* JOB
Pictures should be excluded; otherwise, copy every entry exactly.
######
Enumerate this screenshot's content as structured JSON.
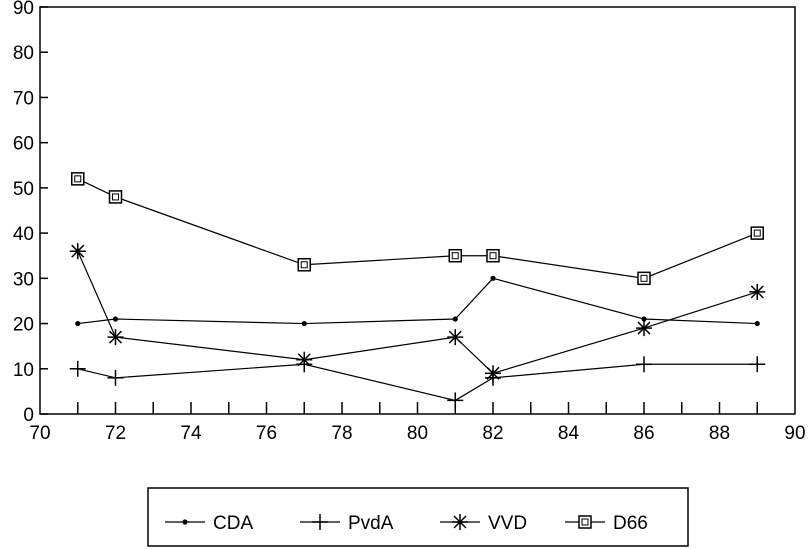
{
  "chart_data": {
    "type": "line",
    "title": "",
    "xlabel": "",
    "ylabel": "",
    "xlim": [
      70,
      90
    ],
    "ylim": [
      0,
      90
    ],
    "x_ticks": [
      70,
      72,
      74,
      76,
      78,
      80,
      82,
      84,
      86,
      88,
      90
    ],
    "y_ticks": [
      0,
      10,
      20,
      30,
      40,
      50,
      60,
      70,
      80,
      90
    ],
    "x_tick_labels": [
      "70",
      "72",
      "74",
      "76",
      "78",
      "80",
      "82",
      "84",
      "86",
      "88",
      "90"
    ],
    "y_tick_labels": [
      "0",
      "10",
      "20",
      "30",
      "40",
      "50",
      "60",
      "70",
      "80",
      "90"
    ],
    "grid": false,
    "legend_position": "bottom",
    "x": [
      71,
      72,
      77,
      81,
      82,
      86,
      89
    ],
    "series": [
      {
        "name": "CDA",
        "marker": "dot",
        "values": [
          20,
          21,
          20,
          21,
          30,
          21,
          20
        ]
      },
      {
        "name": "PvdA",
        "marker": "plus",
        "values": [
          10,
          8,
          11,
          3,
          8,
          11,
          11
        ]
      },
      {
        "name": "VVD",
        "marker": "star",
        "values": [
          36,
          17,
          12,
          17,
          9,
          19,
          27
        ]
      },
      {
        "name": "D66",
        "marker": "square",
        "values": [
          52,
          48,
          33,
          35,
          35,
          30,
          40
        ]
      }
    ]
  },
  "colors": {
    "line": "#000000",
    "background": "#ffffff"
  }
}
######
* ANSWER TO THIS EXERCISE
Enumerate this screenshot's content as structured JSON.
{
  "chart_data": {
    "type": "line",
    "title": "",
    "xlabel": "",
    "ylabel": "",
    "xlim": [
      70,
      90
    ],
    "ylim": [
      0,
      90
    ],
    "x_ticks": [
      70,
      72,
      74,
      76,
      78,
      80,
      82,
      84,
      86,
      88,
      90
    ],
    "y_ticks": [
      0,
      10,
      20,
      30,
      40,
      50,
      60,
      70,
      80,
      90
    ],
    "x_tick_labels": [
      "70",
      "72",
      "74",
      "76",
      "78",
      "80",
      "82",
      "84",
      "86",
      "88",
      "90"
    ],
    "y_tick_labels": [
      "0",
      "10",
      "20",
      "30",
      "40",
      "50",
      "60",
      "70",
      "80",
      "90"
    ],
    "grid": false,
    "legend_position": "bottom",
    "x": [
      71,
      72,
      77,
      81,
      82,
      86,
      89
    ],
    "series": [
      {
        "name": "CDA",
        "marker": "dot",
        "values": [
          20,
          21,
          20,
          21,
          30,
          21,
          20
        ]
      },
      {
        "name": "PvdA",
        "marker": "plus",
        "values": [
          10,
          8,
          11,
          3,
          8,
          11,
          11
        ]
      },
      {
        "name": "VVD",
        "marker": "star",
        "values": [
          36,
          17,
          12,
          17,
          9,
          19,
          27
        ]
      },
      {
        "name": "D66",
        "marker": "square",
        "values": [
          52,
          48,
          33,
          35,
          35,
          30,
          40
        ]
      }
    ]
  },
  "colors": {
    "line": "#000000",
    "background": "#ffffff"
  }
}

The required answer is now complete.